**MATERIAL PROVIDED**.
>>>>

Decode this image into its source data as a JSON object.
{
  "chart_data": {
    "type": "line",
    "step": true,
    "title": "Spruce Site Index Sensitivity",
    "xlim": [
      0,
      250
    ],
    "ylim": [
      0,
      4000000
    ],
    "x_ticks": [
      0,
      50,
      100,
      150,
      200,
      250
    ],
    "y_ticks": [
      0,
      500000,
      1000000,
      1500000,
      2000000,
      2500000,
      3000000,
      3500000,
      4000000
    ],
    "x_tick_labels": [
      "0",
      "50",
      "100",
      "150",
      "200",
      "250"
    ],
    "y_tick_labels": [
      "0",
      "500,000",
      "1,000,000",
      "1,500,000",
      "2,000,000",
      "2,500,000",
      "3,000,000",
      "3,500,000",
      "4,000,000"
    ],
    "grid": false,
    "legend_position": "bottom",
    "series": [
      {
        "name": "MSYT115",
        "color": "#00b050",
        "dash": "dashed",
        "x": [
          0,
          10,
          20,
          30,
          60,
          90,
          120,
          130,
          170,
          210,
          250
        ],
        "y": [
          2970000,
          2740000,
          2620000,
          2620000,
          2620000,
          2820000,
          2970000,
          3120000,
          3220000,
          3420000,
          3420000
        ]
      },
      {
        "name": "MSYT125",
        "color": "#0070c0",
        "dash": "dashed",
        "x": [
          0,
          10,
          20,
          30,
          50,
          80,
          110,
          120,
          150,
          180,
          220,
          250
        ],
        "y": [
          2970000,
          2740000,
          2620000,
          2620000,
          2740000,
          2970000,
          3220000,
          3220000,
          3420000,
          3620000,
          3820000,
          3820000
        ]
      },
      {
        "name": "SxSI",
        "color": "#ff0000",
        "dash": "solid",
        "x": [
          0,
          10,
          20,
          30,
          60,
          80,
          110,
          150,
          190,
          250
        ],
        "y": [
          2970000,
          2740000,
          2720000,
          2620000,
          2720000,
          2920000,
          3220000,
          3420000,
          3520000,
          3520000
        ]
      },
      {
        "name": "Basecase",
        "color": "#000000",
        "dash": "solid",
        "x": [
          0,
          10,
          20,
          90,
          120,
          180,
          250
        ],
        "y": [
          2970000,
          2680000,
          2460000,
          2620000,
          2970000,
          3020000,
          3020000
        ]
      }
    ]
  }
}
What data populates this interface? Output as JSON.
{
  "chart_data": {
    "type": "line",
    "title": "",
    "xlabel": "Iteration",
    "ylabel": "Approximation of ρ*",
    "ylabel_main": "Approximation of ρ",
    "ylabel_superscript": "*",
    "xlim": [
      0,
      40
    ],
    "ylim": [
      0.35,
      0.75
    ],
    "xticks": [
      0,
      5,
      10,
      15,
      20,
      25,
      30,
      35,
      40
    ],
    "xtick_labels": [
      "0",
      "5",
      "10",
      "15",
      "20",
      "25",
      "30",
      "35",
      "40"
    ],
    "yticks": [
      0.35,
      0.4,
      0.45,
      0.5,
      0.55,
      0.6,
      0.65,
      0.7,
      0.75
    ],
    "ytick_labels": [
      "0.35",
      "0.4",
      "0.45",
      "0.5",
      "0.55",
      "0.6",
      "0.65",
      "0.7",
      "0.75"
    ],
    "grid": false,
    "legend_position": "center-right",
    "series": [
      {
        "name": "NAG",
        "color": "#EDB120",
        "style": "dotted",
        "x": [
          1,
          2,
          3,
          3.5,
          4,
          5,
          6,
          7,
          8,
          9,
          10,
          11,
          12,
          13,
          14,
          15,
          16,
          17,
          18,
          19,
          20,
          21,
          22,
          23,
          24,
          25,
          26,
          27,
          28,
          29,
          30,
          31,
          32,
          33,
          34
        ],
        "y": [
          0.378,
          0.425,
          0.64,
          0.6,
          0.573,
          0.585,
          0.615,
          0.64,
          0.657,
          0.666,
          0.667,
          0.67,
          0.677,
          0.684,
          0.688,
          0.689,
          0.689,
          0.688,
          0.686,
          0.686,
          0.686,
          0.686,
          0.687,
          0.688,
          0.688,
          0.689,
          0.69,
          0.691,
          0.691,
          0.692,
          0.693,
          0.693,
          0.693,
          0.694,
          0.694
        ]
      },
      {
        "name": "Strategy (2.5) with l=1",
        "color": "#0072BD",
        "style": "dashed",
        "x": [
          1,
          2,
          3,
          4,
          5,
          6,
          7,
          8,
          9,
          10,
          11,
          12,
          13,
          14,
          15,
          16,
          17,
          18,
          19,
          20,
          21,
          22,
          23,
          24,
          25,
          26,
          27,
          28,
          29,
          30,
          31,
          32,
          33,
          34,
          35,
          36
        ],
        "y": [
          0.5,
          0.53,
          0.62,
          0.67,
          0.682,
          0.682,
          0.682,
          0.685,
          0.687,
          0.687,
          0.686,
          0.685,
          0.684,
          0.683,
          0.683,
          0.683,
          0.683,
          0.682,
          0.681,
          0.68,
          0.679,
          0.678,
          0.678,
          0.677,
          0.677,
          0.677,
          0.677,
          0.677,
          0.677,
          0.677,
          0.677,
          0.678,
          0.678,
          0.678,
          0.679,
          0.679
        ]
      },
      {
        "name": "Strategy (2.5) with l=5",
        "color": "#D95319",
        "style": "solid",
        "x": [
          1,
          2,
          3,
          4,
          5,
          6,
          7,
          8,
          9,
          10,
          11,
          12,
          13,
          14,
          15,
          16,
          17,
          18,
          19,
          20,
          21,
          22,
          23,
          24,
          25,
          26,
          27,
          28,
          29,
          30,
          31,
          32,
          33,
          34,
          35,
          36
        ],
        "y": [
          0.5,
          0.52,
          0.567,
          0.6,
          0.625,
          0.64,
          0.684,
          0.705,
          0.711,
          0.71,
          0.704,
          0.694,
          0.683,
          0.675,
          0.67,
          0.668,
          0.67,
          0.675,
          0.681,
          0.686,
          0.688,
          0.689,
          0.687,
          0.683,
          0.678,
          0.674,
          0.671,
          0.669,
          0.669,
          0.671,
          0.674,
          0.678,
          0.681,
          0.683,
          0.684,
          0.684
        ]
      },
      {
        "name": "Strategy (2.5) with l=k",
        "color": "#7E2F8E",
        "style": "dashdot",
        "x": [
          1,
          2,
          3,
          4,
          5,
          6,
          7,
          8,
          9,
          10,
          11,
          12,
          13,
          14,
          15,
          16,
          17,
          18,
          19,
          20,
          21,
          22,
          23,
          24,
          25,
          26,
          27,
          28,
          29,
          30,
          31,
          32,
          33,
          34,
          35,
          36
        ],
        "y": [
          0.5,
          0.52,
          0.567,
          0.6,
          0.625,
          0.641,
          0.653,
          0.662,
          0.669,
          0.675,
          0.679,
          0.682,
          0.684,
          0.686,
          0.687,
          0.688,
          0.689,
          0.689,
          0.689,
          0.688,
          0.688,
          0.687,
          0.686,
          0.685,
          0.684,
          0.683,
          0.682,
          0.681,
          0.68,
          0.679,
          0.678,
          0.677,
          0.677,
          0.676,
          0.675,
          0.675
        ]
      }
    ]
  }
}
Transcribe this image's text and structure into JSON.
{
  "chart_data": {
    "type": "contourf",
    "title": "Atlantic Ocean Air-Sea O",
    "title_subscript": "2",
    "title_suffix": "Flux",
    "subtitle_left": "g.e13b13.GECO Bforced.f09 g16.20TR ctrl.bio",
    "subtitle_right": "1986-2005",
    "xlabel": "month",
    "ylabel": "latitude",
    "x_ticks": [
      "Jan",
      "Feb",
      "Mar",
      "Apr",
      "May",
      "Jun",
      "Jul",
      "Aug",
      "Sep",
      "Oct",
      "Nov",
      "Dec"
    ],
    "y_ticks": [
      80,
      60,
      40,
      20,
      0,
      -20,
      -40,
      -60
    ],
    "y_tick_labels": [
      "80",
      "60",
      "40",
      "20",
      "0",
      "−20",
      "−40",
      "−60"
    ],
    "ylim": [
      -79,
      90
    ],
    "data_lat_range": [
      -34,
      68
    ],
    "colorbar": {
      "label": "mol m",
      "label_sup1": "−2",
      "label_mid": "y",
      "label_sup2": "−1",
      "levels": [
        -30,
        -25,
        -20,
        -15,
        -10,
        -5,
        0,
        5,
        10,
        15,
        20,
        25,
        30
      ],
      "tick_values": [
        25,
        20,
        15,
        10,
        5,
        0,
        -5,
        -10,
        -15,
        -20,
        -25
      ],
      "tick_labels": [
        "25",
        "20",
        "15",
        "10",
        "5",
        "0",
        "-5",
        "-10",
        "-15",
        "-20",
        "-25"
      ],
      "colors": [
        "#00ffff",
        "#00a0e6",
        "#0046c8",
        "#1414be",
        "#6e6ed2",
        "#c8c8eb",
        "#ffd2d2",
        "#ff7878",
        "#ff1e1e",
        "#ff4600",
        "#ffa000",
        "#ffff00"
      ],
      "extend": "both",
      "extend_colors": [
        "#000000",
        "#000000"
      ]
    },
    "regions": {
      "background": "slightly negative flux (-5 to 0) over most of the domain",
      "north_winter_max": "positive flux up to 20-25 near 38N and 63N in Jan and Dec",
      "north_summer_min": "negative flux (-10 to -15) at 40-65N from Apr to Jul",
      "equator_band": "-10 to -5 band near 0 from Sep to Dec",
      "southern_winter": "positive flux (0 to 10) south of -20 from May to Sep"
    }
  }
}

<<<<

**STATED GOAL**. Write out every line of the data that holds the word "near".

**WORKED SOLUTION**.
      "north_winter_max": "positive flux up to 20-25 near 38N and 63N in Jan and Dec",
      "equator_band": "-10 to -5 band near 0 from Sep to Dec",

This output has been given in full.